■ Input material:
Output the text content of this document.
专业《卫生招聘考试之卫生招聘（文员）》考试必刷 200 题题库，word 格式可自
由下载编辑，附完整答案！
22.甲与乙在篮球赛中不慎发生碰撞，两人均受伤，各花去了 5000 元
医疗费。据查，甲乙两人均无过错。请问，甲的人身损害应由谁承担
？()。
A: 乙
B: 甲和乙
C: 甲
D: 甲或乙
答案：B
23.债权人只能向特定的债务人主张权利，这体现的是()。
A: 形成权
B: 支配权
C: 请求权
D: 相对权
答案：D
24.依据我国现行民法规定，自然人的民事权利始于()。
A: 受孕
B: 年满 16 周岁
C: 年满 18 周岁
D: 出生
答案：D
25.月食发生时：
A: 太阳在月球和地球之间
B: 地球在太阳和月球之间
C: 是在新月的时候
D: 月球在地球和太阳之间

■ Problem statement: Extract all of the material exactly as it is written.

■ Expected answer:
Output the text content of this document.
专业《卫生招聘考试之卫生招聘（文员）》考试必刷 200 题题库，word 格式可自
由下载编辑，附完整答案！
22.甲与乙在篮球赛中不慎发生碰撞，两人均受伤，各花去了 5000 元
医疗费。据查，甲乙两人均无过错。请问，甲的人身损害应由谁承担
？()。
A: 乙
B: 甲和乙
C: 甲
D: 甲或乙
答案：B
23.债权人只能向特定的债务人主张权利，这体现的是()。
A: 形成权
B: 支配权
C: 请求权
D: 相对权
答案：D
24.依据我国现行民法规定，自然人的民事权利始于()。
A: 受孕
B: 年满 16 周岁
C: 年满 18 周岁
D: 出生
答案：D
25.月食发生时：
A: 太阳在月球和地球之间
B: 地球在太阳和月球之间
C: 是在新月的时候
D: 月球在地球和太阳之间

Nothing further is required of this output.